start RECORDS SHOWN

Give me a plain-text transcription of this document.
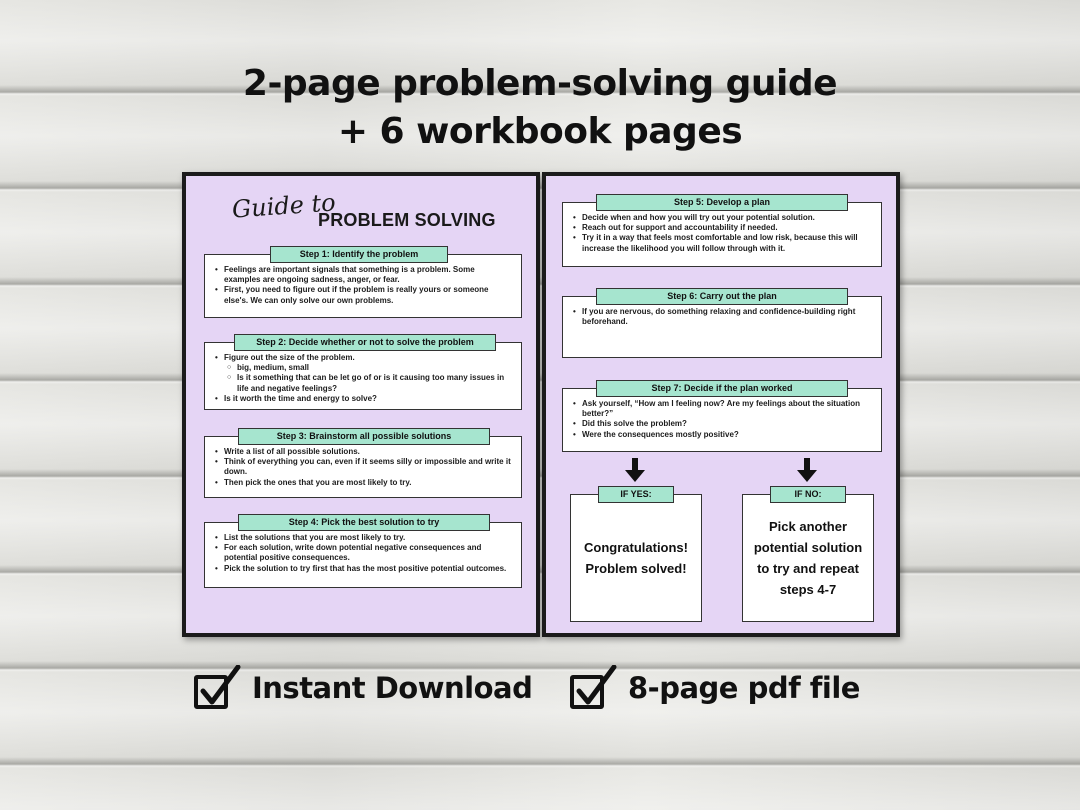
2-page problem-solving guide
+ 6 workbook pages
Guide to
PROBLEM SOLVING
• Feelings are important signals that something is a problem. Some examples are ongoing sadness, anger, or fear.
• First, you need to figure out if the problem is really yours or someone else's. We can only solve our own problems.
Step 1: Identify the problem
• Figure out the size of the problem.
○ big, medium, small
○ Is it something that can be let go of or is it causing too many issues in life and negative feelings?
• Is it worth the time and energy to solve?
Step 2: Decide whether or not to solve the problem
• Write a list of all possible solutions.
• Think of everything you can, even if it seems silly or impossible and write it down.
• Then pick the ones that you are most likely to try.
Step 3: Brainstorm all possible solutions
• List the solutions that you are most likely to try.
• For each solution, write down potential negative consequences and potential positive consequences.
• Pick the solution to try first that has the most positive potential outcomes.
Step 4: Pick the best solution to try
• Decide when and how you will try out your potential solution.
• Reach out for support and accountability if needed.
• Try it in a way that feels most comfortable and low risk, because this will increase the likelihood you will follow through with it.
Step 5: Develop a plan
• If you are nervous, do something relaxing and confidence-building right beforehand.
Step 6: Carry out the plan
• Ask yourself, “How am I feeling now? Are my feelings about the situation better?”
• Did this solve the problem?
• Were the consequences mostly positive?
Step 7: Decide if the plan worked
Congratulations! Problem solved!
IF YES:
Pick another potential solution to try and repeat steps 4-7
IF NO:
Instant Download	8-page pdf file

end RECORDS SHOWN

**WORK REQUIRED**
Your task is to set down the records shown above exactly, minus any pictures.

**FULL SOLUTION**
Give me a plain-text transcription of this document.
2-page problem-solving guide
+ 6 workbook pages
Guide to
PROBLEM SOLVING
• Feelings are important signals that something is a problem. Some examples are ongoing sadness, anger, or fear.
• First, you need to figure out if the problem is really yours or someone else's. We can only solve our own problems.
Step 1: Identify the problem
• Figure out the size of the problem.
○ big, medium, small
○ Is it something that can be let go of or is it causing too many issues in life and negative feelings?
• Is it worth the time and energy to solve?
Step 2: Decide whether or not to solve the problem
• Write a list of all possible solutions.
• Think of everything you can, even if it seems silly or impossible and write it down.
• Then pick the ones that you are most likely to try.
Step 3: Brainstorm all possible solutions
• List the solutions that you are most likely to try.
• For each solution, write down potential negative consequences and potential positive consequences.
• Pick the solution to try first that has the most positive potential outcomes.
Step 4: Pick the best solution to try
• Decide when and how you will try out your potential solution.
• Reach out for support and accountability if needed.
• Try it in a way that feels most comfortable and low risk, because this will increase the likelihood you will follow through with it.
Step 5: Develop a plan
• If you are nervous, do something relaxing and confidence-building right beforehand.
Step 6: Carry out the plan
• Ask yourself, “How am I feeling now? Are my feelings about the situation better?”
• Did this solve the problem?
• Were the consequences mostly positive?
Step 7: Decide if the plan worked
Congratulations! Problem solved!
IF YES:
Pick another potential solution to try and repeat steps 4-7
IF NO:
Instant Download	8-page pdf file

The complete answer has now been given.